> MATERIAL SHOWN
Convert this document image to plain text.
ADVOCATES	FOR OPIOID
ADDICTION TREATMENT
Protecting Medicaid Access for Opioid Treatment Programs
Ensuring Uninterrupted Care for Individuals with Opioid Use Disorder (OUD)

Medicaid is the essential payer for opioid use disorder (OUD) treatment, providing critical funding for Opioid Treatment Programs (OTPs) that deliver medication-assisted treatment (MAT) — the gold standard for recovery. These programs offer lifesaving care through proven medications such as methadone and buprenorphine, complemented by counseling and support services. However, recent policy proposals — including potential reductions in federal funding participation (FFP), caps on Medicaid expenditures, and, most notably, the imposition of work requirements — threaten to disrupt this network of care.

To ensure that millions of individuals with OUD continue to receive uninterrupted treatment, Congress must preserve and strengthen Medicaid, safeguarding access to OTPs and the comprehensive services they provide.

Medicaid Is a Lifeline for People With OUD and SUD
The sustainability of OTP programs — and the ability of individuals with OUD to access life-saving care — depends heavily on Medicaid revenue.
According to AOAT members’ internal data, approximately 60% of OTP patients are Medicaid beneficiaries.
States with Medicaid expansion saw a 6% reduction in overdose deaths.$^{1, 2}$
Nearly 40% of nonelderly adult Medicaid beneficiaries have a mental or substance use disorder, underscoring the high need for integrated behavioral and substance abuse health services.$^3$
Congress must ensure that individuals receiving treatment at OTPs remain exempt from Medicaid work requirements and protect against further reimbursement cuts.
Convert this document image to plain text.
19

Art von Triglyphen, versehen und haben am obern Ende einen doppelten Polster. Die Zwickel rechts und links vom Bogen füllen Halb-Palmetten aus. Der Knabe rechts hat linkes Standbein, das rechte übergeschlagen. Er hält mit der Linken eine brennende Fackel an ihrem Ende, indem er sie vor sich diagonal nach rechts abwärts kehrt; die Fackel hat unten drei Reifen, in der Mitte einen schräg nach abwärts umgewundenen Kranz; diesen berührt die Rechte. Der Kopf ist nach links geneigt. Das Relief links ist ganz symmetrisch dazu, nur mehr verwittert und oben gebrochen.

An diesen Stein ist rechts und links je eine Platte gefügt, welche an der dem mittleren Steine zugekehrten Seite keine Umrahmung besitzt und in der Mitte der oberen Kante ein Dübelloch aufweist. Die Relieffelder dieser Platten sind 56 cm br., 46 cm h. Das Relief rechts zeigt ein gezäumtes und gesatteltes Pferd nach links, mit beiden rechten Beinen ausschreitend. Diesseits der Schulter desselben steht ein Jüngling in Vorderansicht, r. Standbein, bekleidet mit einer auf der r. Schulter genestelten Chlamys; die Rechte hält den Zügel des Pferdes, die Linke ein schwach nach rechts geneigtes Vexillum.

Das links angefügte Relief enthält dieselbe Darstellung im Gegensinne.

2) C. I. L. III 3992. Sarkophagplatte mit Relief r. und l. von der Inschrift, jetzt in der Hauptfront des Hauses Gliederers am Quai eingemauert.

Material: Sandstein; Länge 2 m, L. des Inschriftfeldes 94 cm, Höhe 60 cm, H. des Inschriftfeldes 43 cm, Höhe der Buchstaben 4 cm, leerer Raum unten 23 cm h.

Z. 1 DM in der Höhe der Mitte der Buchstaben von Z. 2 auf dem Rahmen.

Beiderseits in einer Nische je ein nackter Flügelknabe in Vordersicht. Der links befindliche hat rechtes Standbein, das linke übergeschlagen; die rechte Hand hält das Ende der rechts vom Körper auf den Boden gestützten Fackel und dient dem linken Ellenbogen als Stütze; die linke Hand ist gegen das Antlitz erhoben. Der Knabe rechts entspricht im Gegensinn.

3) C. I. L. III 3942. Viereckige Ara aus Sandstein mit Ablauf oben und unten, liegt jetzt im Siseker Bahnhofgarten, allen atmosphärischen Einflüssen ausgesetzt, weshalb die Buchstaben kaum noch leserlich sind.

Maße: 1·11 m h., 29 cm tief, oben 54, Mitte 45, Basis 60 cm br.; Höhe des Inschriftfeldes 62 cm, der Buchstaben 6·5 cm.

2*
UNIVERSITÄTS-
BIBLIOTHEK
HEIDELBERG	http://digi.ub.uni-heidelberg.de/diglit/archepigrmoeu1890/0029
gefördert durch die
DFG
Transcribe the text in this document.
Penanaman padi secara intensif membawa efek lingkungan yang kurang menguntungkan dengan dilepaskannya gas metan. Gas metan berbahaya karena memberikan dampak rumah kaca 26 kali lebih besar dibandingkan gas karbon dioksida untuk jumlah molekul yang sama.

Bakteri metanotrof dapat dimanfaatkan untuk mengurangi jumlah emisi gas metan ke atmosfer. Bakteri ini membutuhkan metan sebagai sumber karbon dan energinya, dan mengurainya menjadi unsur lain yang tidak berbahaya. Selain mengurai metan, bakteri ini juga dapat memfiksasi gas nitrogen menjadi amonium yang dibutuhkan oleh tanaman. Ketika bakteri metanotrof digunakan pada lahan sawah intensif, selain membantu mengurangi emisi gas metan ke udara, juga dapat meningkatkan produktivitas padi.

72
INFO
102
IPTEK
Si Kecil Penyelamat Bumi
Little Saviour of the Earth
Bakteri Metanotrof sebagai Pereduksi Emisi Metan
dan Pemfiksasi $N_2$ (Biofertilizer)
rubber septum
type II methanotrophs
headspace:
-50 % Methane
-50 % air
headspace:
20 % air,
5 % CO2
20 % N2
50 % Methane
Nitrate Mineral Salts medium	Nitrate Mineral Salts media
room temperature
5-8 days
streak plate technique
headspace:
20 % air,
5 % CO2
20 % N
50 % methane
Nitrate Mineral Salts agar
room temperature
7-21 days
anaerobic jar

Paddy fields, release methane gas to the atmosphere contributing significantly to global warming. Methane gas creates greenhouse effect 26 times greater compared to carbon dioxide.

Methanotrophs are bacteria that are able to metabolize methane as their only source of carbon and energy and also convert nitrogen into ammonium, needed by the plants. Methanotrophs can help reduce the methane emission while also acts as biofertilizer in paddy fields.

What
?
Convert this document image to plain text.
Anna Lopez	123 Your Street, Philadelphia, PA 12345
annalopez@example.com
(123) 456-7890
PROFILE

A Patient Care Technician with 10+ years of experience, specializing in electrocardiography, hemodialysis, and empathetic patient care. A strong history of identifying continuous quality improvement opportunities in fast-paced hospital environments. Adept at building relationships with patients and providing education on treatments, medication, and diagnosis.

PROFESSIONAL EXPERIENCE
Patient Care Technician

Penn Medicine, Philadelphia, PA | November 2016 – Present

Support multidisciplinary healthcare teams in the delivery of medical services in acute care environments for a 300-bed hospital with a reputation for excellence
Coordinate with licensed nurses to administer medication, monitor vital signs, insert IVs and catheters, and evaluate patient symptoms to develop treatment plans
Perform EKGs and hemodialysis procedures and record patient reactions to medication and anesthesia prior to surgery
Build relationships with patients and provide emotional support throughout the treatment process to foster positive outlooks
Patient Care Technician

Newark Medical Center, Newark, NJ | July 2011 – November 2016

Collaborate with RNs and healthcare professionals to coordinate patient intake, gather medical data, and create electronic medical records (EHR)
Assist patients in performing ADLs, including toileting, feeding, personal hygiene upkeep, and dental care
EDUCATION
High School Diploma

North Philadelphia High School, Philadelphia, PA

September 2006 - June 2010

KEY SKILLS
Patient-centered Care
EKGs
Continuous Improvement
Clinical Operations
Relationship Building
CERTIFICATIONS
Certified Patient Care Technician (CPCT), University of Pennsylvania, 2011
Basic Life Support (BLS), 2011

> WORK ITEM
The answer must be the complete set of entries, retyped exactly.

> RESPONSE
Convert this document image to plain text.
ADVOCATES	FOR OPIOID
ADDICTION TREATMENT
Protecting Medicaid Access for Opioid Treatment Programs
Ensuring Uninterrupted Care for Individuals with Opioid Use Disorder (OUD)

Medicaid is the essential payer for opioid use disorder (OUD) treatment, providing critical funding for Opioid Treatment Programs (OTPs) that deliver medication-assisted treatment (MAT) — the gold standard for recovery. These programs offer lifesaving care through proven medications such as methadone and buprenorphine, complemented by counseling and support services. However, recent policy proposals — including potential reductions in federal funding participation (FFP), caps on Medicaid expenditures, and, most notably, the imposition of work requirements — threaten to disrupt this network of care.

To ensure that millions of individuals with OUD continue to receive uninterrupted treatment, Congress must preserve and strengthen Medicaid, safeguarding access to OTPs and the comprehensive services they provide.

Medicaid Is a Lifeline for People With OUD and SUD
The sustainability of OTP programs — and the ability of individuals with OUD to access life-saving care — depends heavily on Medicaid revenue.
According to AOAT members’ internal data, approximately 60% of OTP patients are Medicaid beneficiaries.
States with Medicaid expansion saw a 6% reduction in overdose deaths.$^{1, 2}$
Nearly 40% of nonelderly adult Medicaid beneficiaries have a mental or substance use disorder, underscoring the high need for integrated behavioral and substance abuse health services.$^3$
Congress must ensure that individuals receiving treatment at OTPs remain exempt from Medicaid work requirements and protect against further reimbursement cuts.
Convert this document image to plain text.
19

Art von Triglyphen, versehen und haben am obern Ende einen doppelten Polster. Die Zwickel rechts und links vom Bogen füllen Halb-Palmetten aus. Der Knabe rechts hat linkes Standbein, das rechte übergeschlagen. Er hält mit der Linken eine brennende Fackel an ihrem Ende, indem er sie vor sich diagonal nach rechts abwärts kehrt; die Fackel hat unten drei Reifen, in der Mitte einen schräg nach abwärts umgewundenen Kranz; diesen berührt die Rechte. Der Kopf ist nach links geneigt. Das Relief links ist ganz symmetrisch dazu, nur mehr verwittert und oben gebrochen.

An diesen Stein ist rechts und links je eine Platte gefügt, welche an der dem mittleren Steine zugekehrten Seite keine Umrahmung besitzt und in der Mitte der oberen Kante ein Dübelloch aufweist. Die Relieffelder dieser Platten sind 56 cm br., 46 cm h. Das Relief rechts zeigt ein gezäumtes und gesatteltes Pferd nach links, mit beiden rechten Beinen ausschreitend. Diesseits der Schulter desselben steht ein Jüngling in Vorderansicht, r. Standbein, bekleidet mit einer auf der r. Schulter genestelten Chlamys; die Rechte hält den Zügel des Pferdes, die Linke ein schwach nach rechts geneigtes Vexillum.

Das links angefügte Relief enthält dieselbe Darstellung im Gegensinne.

2) C. I. L. III 3992. Sarkophagplatte mit Relief r. und l. von der Inschrift, jetzt in der Hauptfront des Hauses Gliederers am Quai eingemauert.

Material: Sandstein; Länge 2 m, L. des Inschriftfeldes 94 cm, Höhe 60 cm, H. des Inschriftfeldes 43 cm, Höhe der Buchstaben 4 cm, leerer Raum unten 23 cm h.

Z. 1 DM in der Höhe der Mitte der Buchstaben von Z. 2 auf dem Rahmen.

Beiderseits in einer Nische je ein nackter Flügelknabe in Vordersicht. Der links befindliche hat rechtes Standbein, das linke übergeschlagen; die rechte Hand hält das Ende der rechts vom Körper auf den Boden gestützten Fackel und dient dem linken Ellenbogen als Stütze; die linke Hand ist gegen das Antlitz erhoben. Der Knabe rechts entspricht im Gegensinn.

3) C. I. L. III 3942. Viereckige Ara aus Sandstein mit Ablauf oben und unten, liegt jetzt im Siseker Bahnhofgarten, allen atmosphärischen Einflüssen ausgesetzt, weshalb die Buchstaben kaum noch leserlich sind.

Maße: 1·11 m h., 29 cm tief, oben 54, Mitte 45, Basis 60 cm br.; Höhe des Inschriftfeldes 62 cm, der Buchstaben 6·5 cm.

2*
UNIVERSITÄTS-
BIBLIOTHEK
HEIDELBERG	http://digi.ub.uni-heidelberg.de/diglit/archepigrmoeu1890/0029
gefördert durch die
DFG
Transcribe the text in this document.
Penanaman padi secara intensif membawa efek lingkungan yang kurang menguntungkan dengan dilepaskannya gas metan. Gas metan berbahaya karena memberikan dampak rumah kaca 26 kali lebih besar dibandingkan gas karbon dioksida untuk jumlah molekul yang sama.

Bakteri metanotrof dapat dimanfaatkan untuk mengurangi jumlah emisi gas metan ke atmosfer. Bakteri ini membutuhkan metan sebagai sumber karbon dan energinya, dan mengurainya menjadi unsur lain yang tidak berbahaya. Selain mengurai metan, bakteri ini juga dapat memfiksasi gas nitrogen menjadi amonium yang dibutuhkan oleh tanaman. Ketika bakteri metanotrof digunakan pada lahan sawah intensif, selain membantu mengurangi emisi gas metan ke udara, juga dapat meningkatkan produktivitas padi.

72
INFO
102
IPTEK
Si Kecil Penyelamat Bumi
Little Saviour of the Earth
Bakteri Metanotrof sebagai Pereduksi Emisi Metan
dan Pemfiksasi $N_2$ (Biofertilizer)
rubber septum
type II methanotrophs
headspace:
-50 % Methane
-50 % air
headspace:
20 % air,
5 % CO2
20 % N2
50 % Methane
Nitrate Mineral Salts medium	Nitrate Mineral Salts media
room temperature
5-8 days
streak plate technique
headspace:
20 % air,
5 % CO2
20 % N
50 % methane
Nitrate Mineral Salts agar
room temperature
7-21 days
anaerobic jar

Paddy fields, release methane gas to the atmosphere contributing significantly to global warming. Methane gas creates greenhouse effect 26 times greater compared to carbon dioxide.

Methanotrophs are bacteria that are able to metabolize methane as their only source of carbon and energy and also convert nitrogen into ammonium, needed by the plants. Methanotrophs can help reduce the methane emission while also acts as biofertilizer in paddy fields.

What
?
Convert this document image to plain text.
Anna Lopez	123 Your Street, Philadelphia, PA 12345
annalopez@example.com
(123) 456-7890
PROFILE

A Patient Care Technician with 10+ years of experience, specializing in electrocardiography, hemodialysis, and empathetic patient care. A strong history of identifying continuous quality improvement opportunities in fast-paced hospital environments. Adept at building relationships with patients and providing education on treatments, medication, and diagnosis.

PROFESSIONAL EXPERIENCE
Patient Care Technician

Penn Medicine, Philadelphia, PA | November 2016 – Present

Support multidisciplinary healthcare teams in the delivery of medical services in acute care environments for a 300-bed hospital with a reputation for excellence
Coordinate with licensed nurses to administer medication, monitor vital signs, insert IVs and catheters, and evaluate patient symptoms to develop treatment plans
Perform EKGs and hemodialysis procedures and record patient reactions to medication and anesthesia prior to surgery
Build relationships with patients and provide emotional support throughout the treatment process to foster positive outlooks
Patient Care Technician

Newark Medical Center, Newark, NJ | July 2011 – November 2016

Collaborate with RNs and healthcare professionals to coordinate patient intake, gather medical data, and create electronic medical records (EHR)
Assist patients in performing ADLs, including toileting, feeding, personal hygiene upkeep, and dental care
EDUCATION
High School Diploma

North Philadelphia High School, Philadelphia, PA

September 2006 - June 2010

KEY SKILLS
Patient-centered Care
EKGs
Continuous Improvement
Clinical Operations
Relationship Building
CERTIFICATIONS
Certified Patient Care Technician (CPCT), University of Pennsylvania, 2011
Basic Life Support (BLS), 2011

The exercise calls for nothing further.